◆ What is being asked: All of the records below need to be copied exactly.

****************

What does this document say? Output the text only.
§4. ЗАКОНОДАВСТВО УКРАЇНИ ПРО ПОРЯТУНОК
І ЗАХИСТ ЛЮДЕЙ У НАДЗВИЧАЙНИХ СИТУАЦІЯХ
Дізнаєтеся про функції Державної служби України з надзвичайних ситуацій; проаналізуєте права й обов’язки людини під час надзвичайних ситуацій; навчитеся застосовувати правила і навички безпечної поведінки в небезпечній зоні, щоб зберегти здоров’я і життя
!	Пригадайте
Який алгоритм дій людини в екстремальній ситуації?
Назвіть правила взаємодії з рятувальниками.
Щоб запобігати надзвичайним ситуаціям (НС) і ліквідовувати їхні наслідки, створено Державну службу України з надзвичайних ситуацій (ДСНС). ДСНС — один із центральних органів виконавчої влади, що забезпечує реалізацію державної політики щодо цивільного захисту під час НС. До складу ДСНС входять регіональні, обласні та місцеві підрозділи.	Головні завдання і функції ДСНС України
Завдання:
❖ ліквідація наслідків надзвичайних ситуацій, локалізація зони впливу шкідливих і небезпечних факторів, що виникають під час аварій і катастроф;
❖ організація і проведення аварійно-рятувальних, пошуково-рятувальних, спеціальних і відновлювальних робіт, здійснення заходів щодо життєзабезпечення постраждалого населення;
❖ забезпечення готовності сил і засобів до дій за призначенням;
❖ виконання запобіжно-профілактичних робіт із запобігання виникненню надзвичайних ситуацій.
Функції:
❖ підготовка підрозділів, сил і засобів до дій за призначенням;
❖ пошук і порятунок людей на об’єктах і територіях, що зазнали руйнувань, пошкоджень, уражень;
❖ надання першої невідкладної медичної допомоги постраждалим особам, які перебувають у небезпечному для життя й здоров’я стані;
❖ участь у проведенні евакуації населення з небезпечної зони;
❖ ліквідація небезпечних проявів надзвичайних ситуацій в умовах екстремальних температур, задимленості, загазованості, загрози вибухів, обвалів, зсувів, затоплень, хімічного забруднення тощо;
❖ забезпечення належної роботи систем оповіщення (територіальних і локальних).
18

****************

◆ Complete output:
What does this document say? Output the text only.
§4. ЗАКОНОДАВСТВО УКРАЇНИ ПРО ПОРЯТУНОК
І ЗАХИСТ ЛЮДЕЙ У НАДЗВИЧАЙНИХ СИТУАЦІЯХ
Дізнаєтеся про функції Державної служби України з надзвичайних ситуацій; проаналізуєте права й обов’язки людини під час надзвичайних ситуацій; навчитеся застосовувати правила і навички безпечної поведінки в небезпечній зоні, щоб зберегти здоров’я і життя
!	Пригадайте
Який алгоритм дій людини в екстремальній ситуації?
Назвіть правила взаємодії з рятувальниками.
Щоб запобігати надзвичайним ситуаціям (НС) і ліквідовувати їхні наслідки, створено Державну службу України з надзвичайних ситуацій (ДСНС). ДСНС — один із центральних органів виконавчої влади, що забезпечує реалізацію державної політики щодо цивільного захисту під час НС. До складу ДСНС входять регіональні, обласні та місцеві підрозділи.	Головні завдання і функції ДСНС України
Завдання:
❖ ліквідація наслідків надзвичайних ситуацій, локалізація зони впливу шкідливих і небезпечних факторів, що виникають під час аварій і катастроф;
❖ організація і проведення аварійно-рятувальних, пошуково-рятувальних, спеціальних і відновлювальних робіт, здійснення заходів щодо життєзабезпечення постраждалого населення;
❖ забезпечення готовності сил і засобів до дій за призначенням;
❖ виконання запобіжно-профілактичних робіт із запобігання виникненню надзвичайних ситуацій.
Функції:
❖ підготовка підрозділів, сил і засобів до дій за призначенням;
❖ пошук і порятунок людей на об’єктах і територіях, що зазнали руйнувань, пошкоджень, уражень;
❖ надання першої невідкладної медичної допомоги постраждалим особам, які перебувають у небезпечному для життя й здоров’я стані;
❖ участь у проведенні евакуації населення з небезпечної зони;
❖ ліквідація небезпечних проявів надзвичайних ситуацій в умовах екстремальних температур, задимленості, загазованості, загрози вибухів, обвалів, зсувів, затоплень, хімічного забруднення тощо;
❖ забезпечення належної роботи систем оповіщення (територіальних і локальних).
18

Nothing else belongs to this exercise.